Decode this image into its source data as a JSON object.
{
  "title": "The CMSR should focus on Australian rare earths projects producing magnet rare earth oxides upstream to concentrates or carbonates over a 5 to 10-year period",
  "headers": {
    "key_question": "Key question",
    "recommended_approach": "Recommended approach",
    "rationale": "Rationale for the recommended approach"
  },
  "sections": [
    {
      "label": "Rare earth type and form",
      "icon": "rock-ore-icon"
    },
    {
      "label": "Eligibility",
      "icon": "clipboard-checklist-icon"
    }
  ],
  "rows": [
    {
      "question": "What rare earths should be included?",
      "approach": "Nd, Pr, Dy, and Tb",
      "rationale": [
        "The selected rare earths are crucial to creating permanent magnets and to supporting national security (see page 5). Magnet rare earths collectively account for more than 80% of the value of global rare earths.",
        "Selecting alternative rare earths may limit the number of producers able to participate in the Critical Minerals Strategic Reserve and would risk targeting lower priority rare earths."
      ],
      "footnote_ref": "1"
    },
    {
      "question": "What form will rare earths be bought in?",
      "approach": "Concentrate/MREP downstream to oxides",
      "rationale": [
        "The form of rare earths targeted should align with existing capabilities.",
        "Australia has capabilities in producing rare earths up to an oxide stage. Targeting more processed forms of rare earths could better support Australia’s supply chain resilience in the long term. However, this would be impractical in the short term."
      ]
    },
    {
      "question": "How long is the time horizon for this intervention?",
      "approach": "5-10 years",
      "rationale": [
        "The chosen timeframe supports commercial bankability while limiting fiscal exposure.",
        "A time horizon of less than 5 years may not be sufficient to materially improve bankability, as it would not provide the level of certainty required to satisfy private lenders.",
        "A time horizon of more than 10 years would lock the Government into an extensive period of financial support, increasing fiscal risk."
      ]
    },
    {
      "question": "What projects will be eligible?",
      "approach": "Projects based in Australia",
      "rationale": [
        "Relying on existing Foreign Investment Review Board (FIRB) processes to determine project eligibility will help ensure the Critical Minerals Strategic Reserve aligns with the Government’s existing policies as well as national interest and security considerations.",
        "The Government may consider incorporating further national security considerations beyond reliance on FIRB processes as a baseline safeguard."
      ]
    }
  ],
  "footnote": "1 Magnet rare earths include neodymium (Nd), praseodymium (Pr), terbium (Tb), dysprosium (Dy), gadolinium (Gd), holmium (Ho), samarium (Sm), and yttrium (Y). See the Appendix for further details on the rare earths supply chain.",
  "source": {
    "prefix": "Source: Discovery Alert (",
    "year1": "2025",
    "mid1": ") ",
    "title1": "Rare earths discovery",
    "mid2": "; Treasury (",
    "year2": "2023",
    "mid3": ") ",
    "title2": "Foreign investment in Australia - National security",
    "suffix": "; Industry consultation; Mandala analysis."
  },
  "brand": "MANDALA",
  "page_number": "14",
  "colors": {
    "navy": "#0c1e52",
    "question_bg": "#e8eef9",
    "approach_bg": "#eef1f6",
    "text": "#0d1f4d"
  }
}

● WHAT YOU WILL DO:
Return each line among the entries that holds the word "icon".

● WRITTEN SOLUTION:
      "icon": "rock-ore-icon"
      "icon": "clipboard-checklist-icon"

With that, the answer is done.